RECORD EXTRACTS:
--- START ---
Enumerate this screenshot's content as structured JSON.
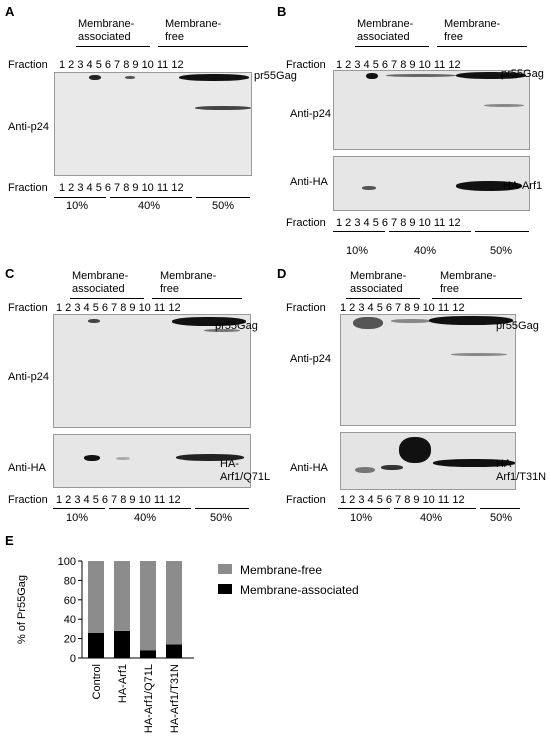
{
  "panelA": {
    "letter": "A",
    "hdr_assoc": "Membrane-\nassociated",
    "hdr_free": "Membrane-\nfree",
    "fraction": "Fraction",
    "lanes": "1   2   3   4   5   6   7   8   9  10  11 12",
    "lanes_top": "1    2   3   4   5   6   7   8  9  10 11 12",
    "band_label": "pr55Gag",
    "antibody": "Anti-p24",
    "pct": [
      "10%",
      "40%",
      "50%"
    ]
  },
  "panelB": {
    "letter": "B",
    "hdr_assoc": "Membrane-\nassociated",
    "hdr_free": "Membrane-\nfree",
    "fraction": "Fraction",
    "lanes_top": "1   2   3   4   5   6   7   8  9  10 11 12",
    "lanes": "1   2   3   4   5   6   7   8   9  10 11 12",
    "band_label": "pr55Gag",
    "antibody": "Anti-p24",
    "ha_antibody": "Anti-HA",
    "ha_label": "HA-Arf1",
    "pct": [
      "10%",
      "40%",
      "50%"
    ]
  },
  "panelC": {
    "letter": "C",
    "hdr_assoc": "Membrane-\nassociated",
    "hdr_free": "Membrane-\nfree",
    "fraction": "Fraction",
    "lanes_top": "1    2   3   4   5   6   7   8  9  10 11 12",
    "lanes": "1   2   3   4   5   6   7   8   9  10 11 12",
    "band_label": "pr55Gag",
    "antibody": "Anti-p24",
    "ha_antibody": "Anti-HA",
    "ha_label": "HA-\nArf1/Q71L",
    "pct": [
      "10%",
      "40%",
      "50%"
    ]
  },
  "panelD": {
    "letter": "D",
    "hdr_assoc": "Membrane-\nassociated",
    "hdr_free": "Membrane-\nfree",
    "fraction": "Fraction",
    "lanes_top": "1  2  3   4   5   6   7   8   9 10 11 12",
    "lanes": "1  2  3   4   5   6   7   8   9 10 11 12",
    "band_label": "pr55Gag",
    "antibody": "Anti-p24",
    "ha_antibody": "Anti-HA",
    "ha_label": "HA-\nArf1/T31N",
    "pct": [
      "10%",
      "40%",
      "50%"
    ]
  },
  "panelE": {
    "letter": "E",
    "chart_data": {
      "type": "bar",
      "stacked": true,
      "categories": [
        "Control",
        "HA-Arf1",
        "HA-Arf1/Q71L",
        "HA-Arf1/T31N"
      ],
      "series": [
        {
          "name": "Membrane-associated",
          "values": [
            26,
            28,
            8,
            14
          ],
          "color": "#000000"
        },
        {
          "name": "Membrane-free",
          "values": [
            74,
            72,
            92,
            86
          ],
          "color": "#8c8c8c"
        }
      ],
      "ylabel": "% of Pr55Gag",
      "ylim": [
        0,
        100
      ],
      "yticks": [
        "0",
        "20",
        "40",
        "60",
        "80",
        "100"
      ],
      "legend": "right"
    }
  }
}
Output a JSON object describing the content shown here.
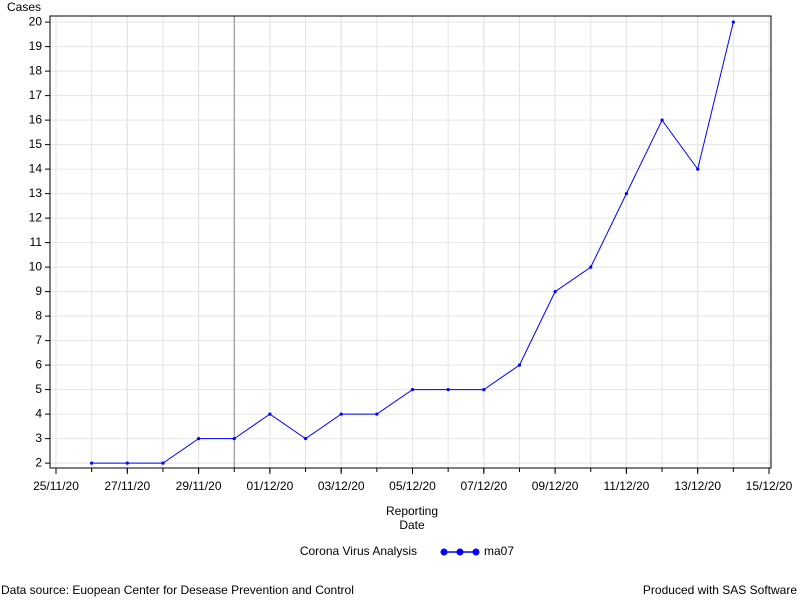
{
  "chart_data": {
    "type": "line",
    "y_label": "Cases",
    "x_label_lines": [
      "Reporting",
      "Date"
    ],
    "x": [
      "26/11/20",
      "27/11/20",
      "28/11/20",
      "29/11/20",
      "30/11/20",
      "01/12/20",
      "02/12/20",
      "03/12/20",
      "04/12/20",
      "05/12/20",
      "06/12/20",
      "07/12/20",
      "08/12/20",
      "09/12/20",
      "10/12/20",
      "11/12/20",
      "12/12/20",
      "13/12/20",
      "14/12/20"
    ],
    "series": [
      {
        "name": "ma07",
        "color": "#0000ff",
        "values": [
          2,
          2,
          2,
          3,
          3,
          4,
          3,
          4,
          4,
          5,
          5,
          5,
          6,
          9,
          10,
          13,
          16,
          14,
          20
        ]
      }
    ],
    "legend_title": "Corona Virus Analysis",
    "reference_line_x": "30/11/20",
    "xlim": [
      "25/11/20",
      "15/12/20"
    ],
    "xticks": [
      "25/11/20",
      "27/11/20",
      "29/11/20",
      "01/12/20",
      "03/12/20",
      "05/12/20",
      "07/12/20",
      "09/12/20",
      "11/12/20",
      "13/12/20",
      "15/12/20"
    ],
    "ylim": [
      1.8,
      20.25
    ],
    "yticks": [
      2,
      3,
      4,
      5,
      6,
      7,
      8,
      9,
      10,
      11,
      12,
      13,
      14,
      15,
      16,
      17,
      18,
      19,
      20
    ],
    "grid": true,
    "footnote_left": "Data source: Euopean Center for Desease Prevention and Control",
    "footnote_right": "Produced with SAS Software"
  }
}
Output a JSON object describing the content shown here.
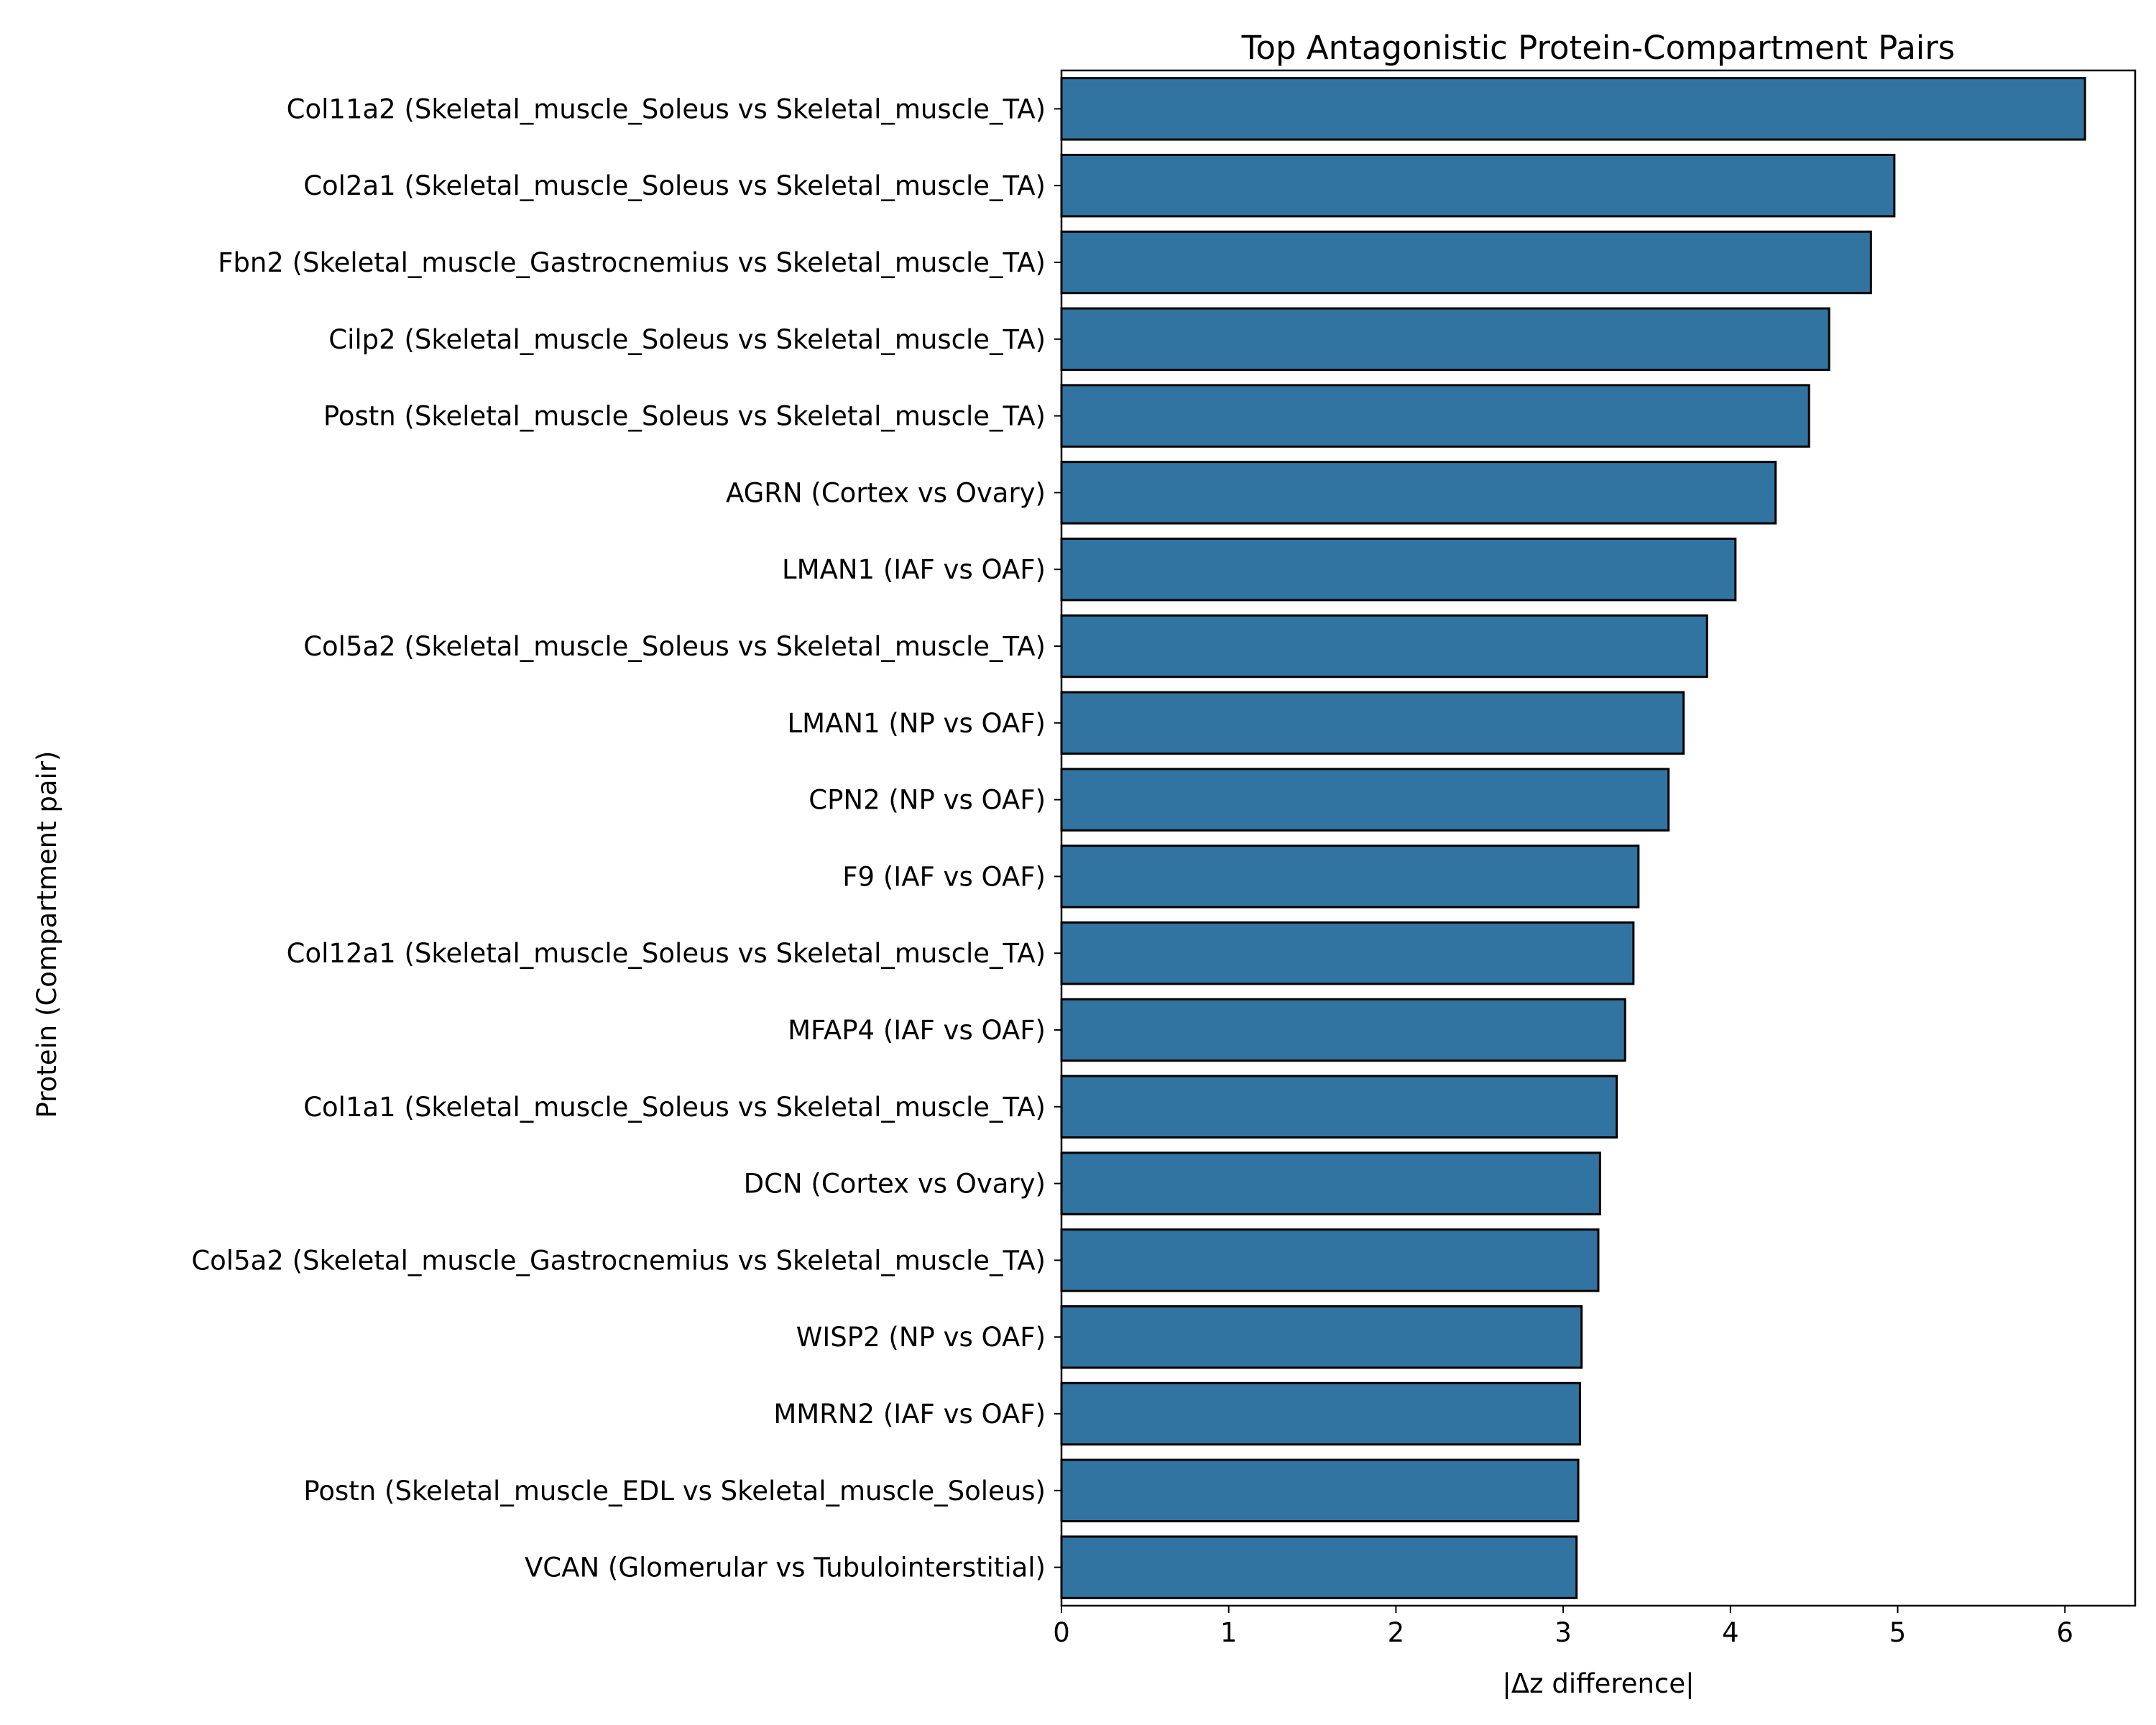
{
  "chart_data": {
    "type": "bar",
    "orientation": "horizontal",
    "title": "Top Antagonistic Protein-Compartment Pairs",
    "xlabel": "|Δz difference|",
    "ylabel": "Protein (Compartment pair)",
    "xlim": [
      0,
      6.42
    ],
    "xticks": [
      0,
      1,
      2,
      3,
      4,
      5,
      6
    ],
    "grid": false,
    "bar_color": "#3274a1",
    "edge_color": "#000000",
    "categories": [
      "Col11a2 (Skeletal_muscle_Soleus vs Skeletal_muscle_TA)",
      "Col2a1 (Skeletal_muscle_Soleus vs Skeletal_muscle_TA)",
      "Fbn2 (Skeletal_muscle_Gastrocnemius vs Skeletal_muscle_TA)",
      "Cilp2 (Skeletal_muscle_Soleus vs Skeletal_muscle_TA)",
      "Postn (Skeletal_muscle_Soleus vs Skeletal_muscle_TA)",
      "AGRN (Cortex vs Ovary)",
      "LMAN1 (IAF vs OAF)",
      "Col5a2 (Skeletal_muscle_Soleus vs Skeletal_muscle_TA)",
      "LMAN1 (NP vs OAF)",
      "CPN2 (NP vs OAF)",
      "F9 (IAF vs OAF)",
      "Col12a1 (Skeletal_muscle_Soleus vs Skeletal_muscle_TA)",
      "MFAP4 (IAF vs OAF)",
      "Col1a1 (Skeletal_muscle_Soleus vs Skeletal_muscle_TA)",
      "DCN (Cortex vs Ovary)",
      "Col5a2 (Skeletal_muscle_Gastrocnemius vs Skeletal_muscle_TA)",
      "WISP2 (NP vs OAF)",
      "MMRN2 (IAF vs OAF)",
      "Postn (Skeletal_muscle_EDL vs Skeletal_muscle_Soleus)",
      "VCAN (Glomerular vs Tubulointerstitial)"
    ],
    "values": [
      6.12,
      4.98,
      4.84,
      4.59,
      4.47,
      4.27,
      4.03,
      3.86,
      3.72,
      3.63,
      3.45,
      3.42,
      3.37,
      3.32,
      3.22,
      3.21,
      3.11,
      3.1,
      3.09,
      3.08
    ]
  }
}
--- END ---
EXERCISE GOAL: Figure out how many lines above include the string "ylabel", then report that number and nothing else.

TASK RESPONSE: 2